_Task goal_
Reproduce every entry below precisely. Pictures are excluded from the copy.

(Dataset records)
# # # # # # #
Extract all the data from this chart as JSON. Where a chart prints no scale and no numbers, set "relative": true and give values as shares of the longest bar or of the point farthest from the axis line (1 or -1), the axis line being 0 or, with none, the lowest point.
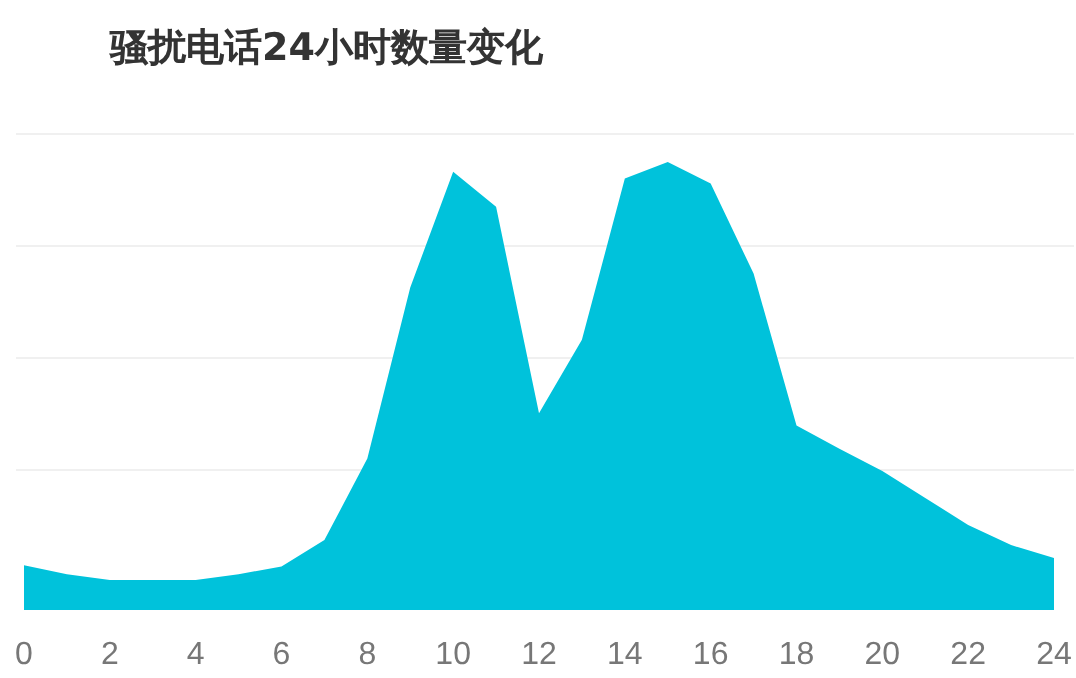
{
  "chart_data": {
    "type": "area",
    "title": "骚扰电话24小时数量变化",
    "relative": true,
    "grid": "y",
    "x": [
      0,
      1,
      2,
      3,
      4,
      5,
      6,
      7,
      8,
      9,
      10,
      11,
      12,
      13,
      14,
      15,
      16,
      17,
      18,
      19,
      20,
      21,
      22,
      23,
      24
    ],
    "xlim": [
      0,
      24
    ],
    "xticks": [
      0,
      2,
      4,
      6,
      8,
      10,
      12,
      14,
      16,
      18,
      20,
      22,
      24
    ],
    "series": [
      {
        "color": "#00c2db",
        "values": [
          0.1,
          0.08,
          0.067,
          0.067,
          0.067,
          0.08,
          0.097,
          0.156,
          0.338,
          0.72,
          0.978,
          0.9,
          0.439,
          0.603,
          0.963,
          1,
          0.952,
          0.751,
          0.412,
          0.36,
          0.31,
          0.25,
          0.19,
          0.145,
          0.116
        ]
      }
    ]
  }
}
# # # # # # #
_The result_
Extract all the data from this chart as JSON. Where a chart prints no scale and no numbers, set "relative": true and give values as shares of the longest bar or of the point farthest from the axis line (1 or -1), the axis line being 0 or, with none, the lowest point.
{
  "chart_data": {
    "type": "area",
    "title": "骚扰电话24小时数量变化",
    "relative": true,
    "grid": "y",
    "x": [
      0,
      1,
      2,
      3,
      4,
      5,
      6,
      7,
      8,
      9,
      10,
      11,
      12,
      13,
      14,
      15,
      16,
      17,
      18,
      19,
      20,
      21,
      22,
      23,
      24
    ],
    "xlim": [
      0,
      24
    ],
    "xticks": [
      0,
      2,
      4,
      6,
      8,
      10,
      12,
      14,
      16,
      18,
      20,
      22,
      24
    ],
    "series": [
      {
        "color": "#00c2db",
        "values": [
          0.1,
          0.08,
          0.067,
          0.067,
          0.067,
          0.08,
          0.097,
          0.156,
          0.338,
          0.72,
          0.978,
          0.9,
          0.439,
          0.603,
          0.963,
          1,
          0.952,
          0.751,
          0.412,
          0.36,
          0.31,
          0.25,
          0.19,
          0.145,
          0.116
        ]
      }
    ]
  }
}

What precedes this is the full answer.